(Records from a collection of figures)
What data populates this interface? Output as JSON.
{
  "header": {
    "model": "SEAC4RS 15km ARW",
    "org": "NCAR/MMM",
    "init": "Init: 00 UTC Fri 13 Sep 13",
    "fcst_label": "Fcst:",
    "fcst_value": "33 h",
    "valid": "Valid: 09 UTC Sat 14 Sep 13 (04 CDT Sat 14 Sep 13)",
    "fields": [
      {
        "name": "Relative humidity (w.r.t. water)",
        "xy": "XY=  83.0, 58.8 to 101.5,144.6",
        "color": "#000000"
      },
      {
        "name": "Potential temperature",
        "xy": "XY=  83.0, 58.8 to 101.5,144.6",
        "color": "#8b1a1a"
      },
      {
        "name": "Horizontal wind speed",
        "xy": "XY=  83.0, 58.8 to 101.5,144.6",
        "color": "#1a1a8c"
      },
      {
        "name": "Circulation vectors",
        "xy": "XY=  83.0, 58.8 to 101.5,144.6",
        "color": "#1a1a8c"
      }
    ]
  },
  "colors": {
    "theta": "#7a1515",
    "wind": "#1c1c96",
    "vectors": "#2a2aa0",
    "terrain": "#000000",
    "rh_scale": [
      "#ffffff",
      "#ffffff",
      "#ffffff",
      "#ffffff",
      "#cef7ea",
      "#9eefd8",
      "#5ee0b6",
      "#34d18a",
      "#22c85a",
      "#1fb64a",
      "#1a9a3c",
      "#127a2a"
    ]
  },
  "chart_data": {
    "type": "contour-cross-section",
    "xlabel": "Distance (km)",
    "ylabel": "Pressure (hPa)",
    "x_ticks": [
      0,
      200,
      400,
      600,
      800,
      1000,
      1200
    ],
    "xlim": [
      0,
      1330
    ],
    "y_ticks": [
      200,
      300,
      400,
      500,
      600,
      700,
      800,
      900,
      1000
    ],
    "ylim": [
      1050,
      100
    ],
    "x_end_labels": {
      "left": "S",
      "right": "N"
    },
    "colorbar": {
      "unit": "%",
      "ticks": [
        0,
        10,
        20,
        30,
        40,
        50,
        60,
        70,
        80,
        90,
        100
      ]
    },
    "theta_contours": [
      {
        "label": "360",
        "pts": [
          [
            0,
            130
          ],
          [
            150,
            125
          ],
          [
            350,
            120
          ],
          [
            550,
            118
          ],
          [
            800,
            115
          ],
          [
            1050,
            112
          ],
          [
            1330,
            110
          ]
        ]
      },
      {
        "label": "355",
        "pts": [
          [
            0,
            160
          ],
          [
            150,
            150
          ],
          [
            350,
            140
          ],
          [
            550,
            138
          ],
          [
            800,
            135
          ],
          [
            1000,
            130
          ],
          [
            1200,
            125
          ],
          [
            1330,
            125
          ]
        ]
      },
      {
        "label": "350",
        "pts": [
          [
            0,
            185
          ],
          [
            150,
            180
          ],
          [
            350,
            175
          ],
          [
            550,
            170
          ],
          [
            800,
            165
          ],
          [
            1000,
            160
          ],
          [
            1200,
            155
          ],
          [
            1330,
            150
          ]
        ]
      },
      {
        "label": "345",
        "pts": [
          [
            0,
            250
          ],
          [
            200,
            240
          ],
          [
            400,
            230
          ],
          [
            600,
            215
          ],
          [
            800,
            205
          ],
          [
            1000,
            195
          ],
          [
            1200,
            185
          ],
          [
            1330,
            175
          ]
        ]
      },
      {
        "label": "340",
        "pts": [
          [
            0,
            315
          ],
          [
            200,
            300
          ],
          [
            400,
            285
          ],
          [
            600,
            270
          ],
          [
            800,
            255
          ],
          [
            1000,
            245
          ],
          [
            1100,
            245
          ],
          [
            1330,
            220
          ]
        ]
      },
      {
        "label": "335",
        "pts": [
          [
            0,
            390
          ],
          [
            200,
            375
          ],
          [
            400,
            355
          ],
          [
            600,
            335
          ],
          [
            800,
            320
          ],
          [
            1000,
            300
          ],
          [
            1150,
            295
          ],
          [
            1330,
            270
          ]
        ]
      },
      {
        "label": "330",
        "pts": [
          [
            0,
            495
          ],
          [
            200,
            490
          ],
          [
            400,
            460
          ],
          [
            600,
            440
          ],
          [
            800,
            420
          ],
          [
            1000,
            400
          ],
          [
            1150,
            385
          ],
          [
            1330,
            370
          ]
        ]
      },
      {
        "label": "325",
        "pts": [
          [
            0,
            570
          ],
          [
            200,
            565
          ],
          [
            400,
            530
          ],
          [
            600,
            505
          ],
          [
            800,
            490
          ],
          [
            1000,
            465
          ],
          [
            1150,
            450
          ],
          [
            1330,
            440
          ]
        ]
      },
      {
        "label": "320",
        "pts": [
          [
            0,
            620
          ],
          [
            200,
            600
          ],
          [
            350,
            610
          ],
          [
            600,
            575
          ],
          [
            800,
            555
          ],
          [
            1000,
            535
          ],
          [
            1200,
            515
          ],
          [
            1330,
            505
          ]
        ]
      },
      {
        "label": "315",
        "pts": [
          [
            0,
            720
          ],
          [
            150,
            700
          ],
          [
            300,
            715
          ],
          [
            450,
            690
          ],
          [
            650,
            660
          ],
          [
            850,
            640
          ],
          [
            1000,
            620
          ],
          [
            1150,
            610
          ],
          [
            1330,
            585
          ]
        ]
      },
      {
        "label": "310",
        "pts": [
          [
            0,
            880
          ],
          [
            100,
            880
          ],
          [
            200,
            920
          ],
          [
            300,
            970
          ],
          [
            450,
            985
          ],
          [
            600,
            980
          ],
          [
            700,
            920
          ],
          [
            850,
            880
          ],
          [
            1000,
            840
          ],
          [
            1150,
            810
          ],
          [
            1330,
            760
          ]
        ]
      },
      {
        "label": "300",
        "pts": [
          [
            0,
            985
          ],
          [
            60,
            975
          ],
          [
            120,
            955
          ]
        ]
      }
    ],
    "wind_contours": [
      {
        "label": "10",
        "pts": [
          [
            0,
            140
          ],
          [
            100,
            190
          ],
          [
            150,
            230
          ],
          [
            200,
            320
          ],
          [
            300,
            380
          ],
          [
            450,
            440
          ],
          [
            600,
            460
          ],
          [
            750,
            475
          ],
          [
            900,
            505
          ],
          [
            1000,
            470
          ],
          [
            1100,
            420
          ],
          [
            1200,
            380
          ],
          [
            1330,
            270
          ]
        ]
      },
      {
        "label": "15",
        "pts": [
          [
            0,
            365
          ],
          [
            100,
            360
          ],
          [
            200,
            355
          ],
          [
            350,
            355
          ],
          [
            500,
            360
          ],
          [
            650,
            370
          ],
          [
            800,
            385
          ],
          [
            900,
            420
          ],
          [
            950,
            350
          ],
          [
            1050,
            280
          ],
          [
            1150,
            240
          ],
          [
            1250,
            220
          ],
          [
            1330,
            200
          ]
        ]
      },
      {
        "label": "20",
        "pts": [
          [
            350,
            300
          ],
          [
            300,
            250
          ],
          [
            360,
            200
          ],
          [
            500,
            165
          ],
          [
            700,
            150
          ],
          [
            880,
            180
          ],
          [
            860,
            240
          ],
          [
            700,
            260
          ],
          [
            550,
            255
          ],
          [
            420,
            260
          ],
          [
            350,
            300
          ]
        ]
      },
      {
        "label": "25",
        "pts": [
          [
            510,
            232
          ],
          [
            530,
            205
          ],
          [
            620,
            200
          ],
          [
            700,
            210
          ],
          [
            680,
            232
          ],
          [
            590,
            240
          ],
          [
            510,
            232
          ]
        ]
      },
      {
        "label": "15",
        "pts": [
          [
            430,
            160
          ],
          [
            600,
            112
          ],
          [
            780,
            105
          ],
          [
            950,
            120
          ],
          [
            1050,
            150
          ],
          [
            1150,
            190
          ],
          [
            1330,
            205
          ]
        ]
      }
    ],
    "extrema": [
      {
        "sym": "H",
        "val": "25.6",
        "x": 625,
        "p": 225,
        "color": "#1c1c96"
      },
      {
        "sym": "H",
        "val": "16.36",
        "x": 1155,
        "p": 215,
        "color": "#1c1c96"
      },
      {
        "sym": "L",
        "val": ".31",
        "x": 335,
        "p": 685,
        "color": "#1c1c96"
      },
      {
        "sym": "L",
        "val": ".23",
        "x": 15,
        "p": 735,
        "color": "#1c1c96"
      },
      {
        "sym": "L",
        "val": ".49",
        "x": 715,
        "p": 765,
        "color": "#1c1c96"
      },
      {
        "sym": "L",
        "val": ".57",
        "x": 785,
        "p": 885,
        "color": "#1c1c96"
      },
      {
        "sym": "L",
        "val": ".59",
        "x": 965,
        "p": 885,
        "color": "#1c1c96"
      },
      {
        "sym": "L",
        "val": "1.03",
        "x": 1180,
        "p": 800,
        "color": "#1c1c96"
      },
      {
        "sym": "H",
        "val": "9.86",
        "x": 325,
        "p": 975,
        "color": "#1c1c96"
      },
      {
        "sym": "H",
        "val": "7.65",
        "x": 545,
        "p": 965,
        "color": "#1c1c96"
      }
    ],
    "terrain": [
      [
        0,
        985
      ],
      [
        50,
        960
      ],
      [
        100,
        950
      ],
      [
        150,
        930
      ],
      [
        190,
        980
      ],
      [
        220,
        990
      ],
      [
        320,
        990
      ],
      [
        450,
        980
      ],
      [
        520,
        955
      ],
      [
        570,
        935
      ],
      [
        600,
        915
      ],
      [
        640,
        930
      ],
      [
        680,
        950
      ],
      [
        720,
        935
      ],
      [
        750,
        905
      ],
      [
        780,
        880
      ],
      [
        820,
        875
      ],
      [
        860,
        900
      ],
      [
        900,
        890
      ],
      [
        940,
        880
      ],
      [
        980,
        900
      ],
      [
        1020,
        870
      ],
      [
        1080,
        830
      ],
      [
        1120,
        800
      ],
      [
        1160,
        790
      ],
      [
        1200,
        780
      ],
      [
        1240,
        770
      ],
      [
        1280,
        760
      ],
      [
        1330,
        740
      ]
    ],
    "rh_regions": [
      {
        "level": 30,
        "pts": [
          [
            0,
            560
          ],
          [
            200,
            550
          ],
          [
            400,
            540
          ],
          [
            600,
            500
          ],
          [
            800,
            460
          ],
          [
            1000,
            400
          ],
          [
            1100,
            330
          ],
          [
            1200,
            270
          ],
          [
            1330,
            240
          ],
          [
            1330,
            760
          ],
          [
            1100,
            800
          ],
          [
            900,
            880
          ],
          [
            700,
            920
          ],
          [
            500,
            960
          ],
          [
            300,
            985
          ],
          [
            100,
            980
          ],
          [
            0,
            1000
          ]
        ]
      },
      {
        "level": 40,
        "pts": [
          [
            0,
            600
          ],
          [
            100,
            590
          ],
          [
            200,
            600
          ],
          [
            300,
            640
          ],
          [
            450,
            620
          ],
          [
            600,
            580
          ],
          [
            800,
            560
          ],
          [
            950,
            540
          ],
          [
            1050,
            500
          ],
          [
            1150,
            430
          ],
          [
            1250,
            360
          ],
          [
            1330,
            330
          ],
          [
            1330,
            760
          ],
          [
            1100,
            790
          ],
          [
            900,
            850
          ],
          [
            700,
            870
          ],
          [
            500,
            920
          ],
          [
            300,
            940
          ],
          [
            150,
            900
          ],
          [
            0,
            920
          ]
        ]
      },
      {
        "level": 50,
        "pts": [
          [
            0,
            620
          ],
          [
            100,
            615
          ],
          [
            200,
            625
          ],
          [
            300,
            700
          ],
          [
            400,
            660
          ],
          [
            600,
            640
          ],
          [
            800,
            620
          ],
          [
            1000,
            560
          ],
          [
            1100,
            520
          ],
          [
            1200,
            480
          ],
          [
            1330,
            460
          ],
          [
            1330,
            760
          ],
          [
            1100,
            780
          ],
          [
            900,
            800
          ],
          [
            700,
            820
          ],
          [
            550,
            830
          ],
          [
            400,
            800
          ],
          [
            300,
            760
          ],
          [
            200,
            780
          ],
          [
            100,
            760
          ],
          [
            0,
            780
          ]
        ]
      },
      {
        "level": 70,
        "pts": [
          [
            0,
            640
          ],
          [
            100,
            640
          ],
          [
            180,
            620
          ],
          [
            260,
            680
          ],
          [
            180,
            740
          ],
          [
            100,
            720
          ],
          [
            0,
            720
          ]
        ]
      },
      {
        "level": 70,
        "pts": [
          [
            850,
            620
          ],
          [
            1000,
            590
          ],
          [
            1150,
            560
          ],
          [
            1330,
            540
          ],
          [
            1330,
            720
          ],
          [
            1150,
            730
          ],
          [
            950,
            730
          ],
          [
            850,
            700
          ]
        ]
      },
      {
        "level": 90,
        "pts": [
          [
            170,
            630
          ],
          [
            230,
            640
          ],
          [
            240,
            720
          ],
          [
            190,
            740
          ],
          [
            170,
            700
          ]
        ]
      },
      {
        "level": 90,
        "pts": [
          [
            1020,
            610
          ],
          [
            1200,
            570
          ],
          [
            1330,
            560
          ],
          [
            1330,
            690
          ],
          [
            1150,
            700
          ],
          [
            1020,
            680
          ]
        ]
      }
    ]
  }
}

[WRITTEN EXERCISE]: Of the lines above, how many hold the word "vectors"? Say the number alone.

[SOLUTION TO THE PROBLEM]: 2